→ Work required:
Pictures excluded, retype the lines from the one containing "What's the underlying" through the last line of the data below, both included.

→ Dataset content:
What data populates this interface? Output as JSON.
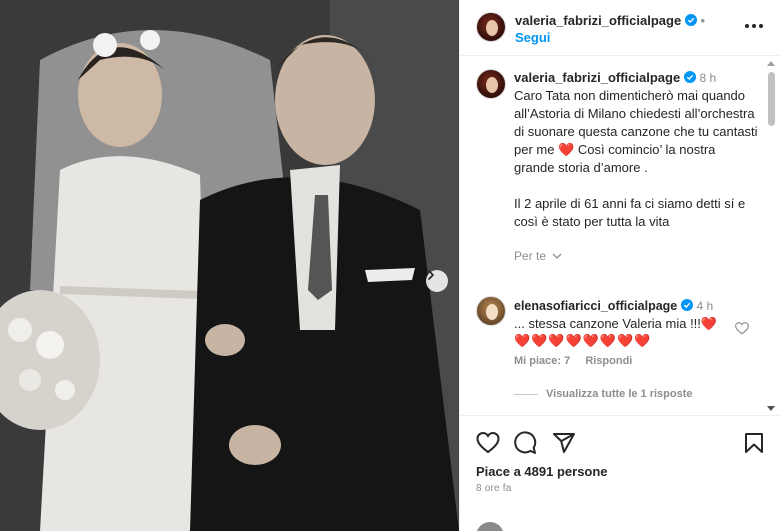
{
  "post": {
    "image_description_icon": "photo",
    "next_icon": "chevron-right-icon"
  },
  "header": {
    "username": "valeria_fabrizi_officialpage",
    "follow_label": "Segui",
    "more_icon": "more-horizontal-icon"
  },
  "caption": {
    "username": "valeria_fabrizi_officialpage",
    "time": "8 h",
    "text_line1": "Caro Tata non dimenticherò mai quando all’Astoria di Milano chiedesti all’orchestra di suonare questa canzone che tu cantasti per me",
    "heart": "❤️",
    "text_line2": " Così comincio’ la nostra grande storia d’amore .",
    "text_para2": "Il 2 aprile di 61 anni fa ci siamo detti sí e così è stato per tutta la vita",
    "see_translation": "Per te"
  },
  "comment": {
    "username": "elenasofiaricci_officialpage",
    "time": "4 h",
    "text": "... stessa canzone Valeria mia !!!",
    "hearts": "❤️❤️❤️❤️❤️❤️❤️❤️",
    "likes": "Mi piace: 7",
    "reply": "Rispondi",
    "view_replies": "Visualizza tutte le 1 risposte"
  },
  "actions": {
    "likes_text": "Piace a 4891 persone",
    "time_ago": "8 ore fa"
  },
  "colors": {
    "accent": "#0095f6",
    "heart": "#ed4956",
    "verified": "#0095f6"
  }
}
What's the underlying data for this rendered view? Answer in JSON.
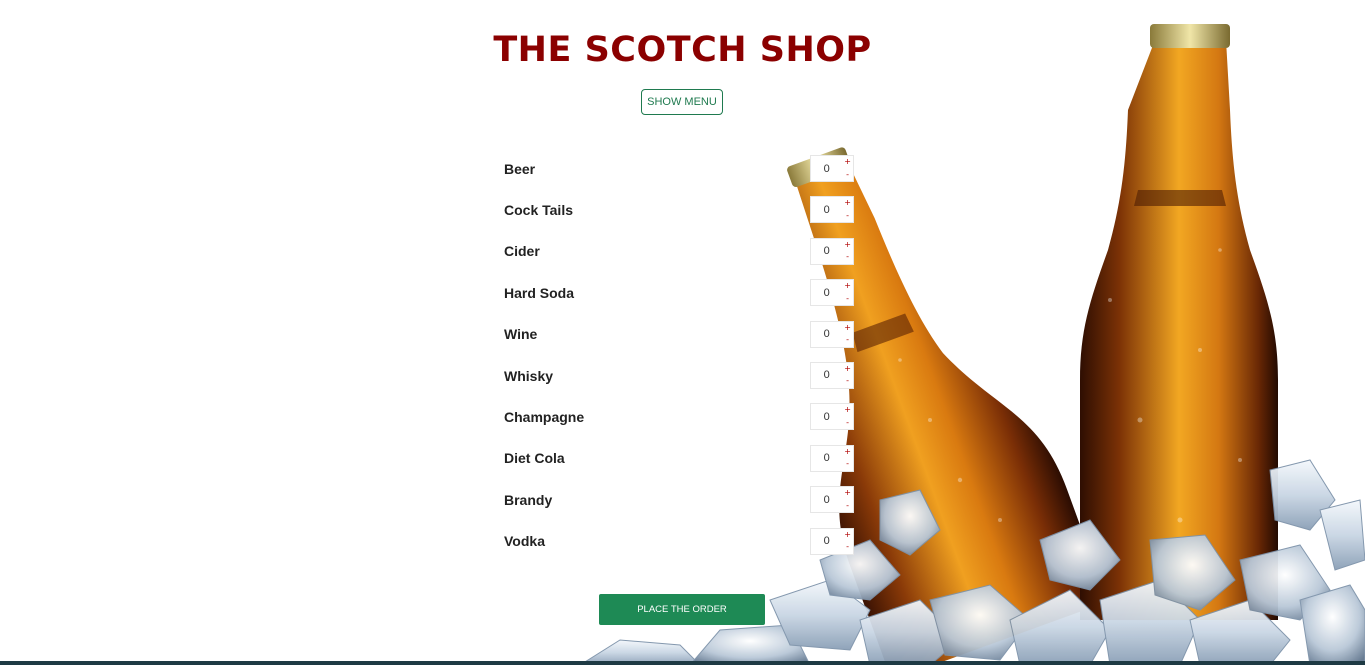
{
  "header": {
    "title": "THE SCOTCH SHOP",
    "show_menu_label": "SHOW MENU"
  },
  "menu": {
    "items": [
      {
        "name": "Beer",
        "quantity": "0"
      },
      {
        "name": "Cock Tails",
        "quantity": "0"
      },
      {
        "name": "Cider",
        "quantity": "0"
      },
      {
        "name": "Hard Soda",
        "quantity": "0"
      },
      {
        "name": "Wine",
        "quantity": "0"
      },
      {
        "name": "Whisky",
        "quantity": "0"
      },
      {
        "name": "Champagne",
        "quantity": "0"
      },
      {
        "name": "Diet Cola",
        "quantity": "0"
      },
      {
        "name": "Brandy",
        "quantity": "0"
      },
      {
        "name": "Vodka",
        "quantity": "0"
      }
    ],
    "increment_symbol": "+",
    "decrement_symbol": "-"
  },
  "order": {
    "place_order_label": "PLACE THE ORDER"
  },
  "colors": {
    "title": "#8b0000",
    "accent_green": "#1e8a55",
    "outline_green": "#1f7a4f"
  },
  "background": {
    "image": "beer-bottles-on-ice"
  }
}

→ Result for this task:
What's the underlying data for this rendered view? Answer in JSON.
{
  "header": {
    "title": "THE SCOTCH SHOP",
    "show_menu_label": "SHOW MENU"
  },
  "menu": {
    "items": [
      {
        "name": "Beer",
        "quantity": "0"
      },
      {
        "name": "Cock Tails",
        "quantity": "0"
      },
      {
        "name": "Cider",
        "quantity": "0"
      },
      {
        "name": "Hard Soda",
        "quantity": "0"
      },
      {
        "name": "Wine",
        "quantity": "0"
      },
      {
        "name": "Whisky",
        "quantity": "0"
      },
      {
        "name": "Champagne",
        "quantity": "0"
      },
      {
        "name": "Diet Cola",
        "quantity": "0"
      },
      {
        "name": "Brandy",
        "quantity": "0"
      },
      {
        "name": "Vodka",
        "quantity": "0"
      }
    ],
    "increment_symbol": "+",
    "decrement_symbol": "-"
  },
  "order": {
    "place_order_label": "PLACE THE ORDER"
  },
  "colors": {
    "title": "#8b0000",
    "accent_green": "#1e8a55",
    "outline_green": "#1f7a4f"
  },
  "background": {
    "image": "beer-bottles-on-ice"
  }
}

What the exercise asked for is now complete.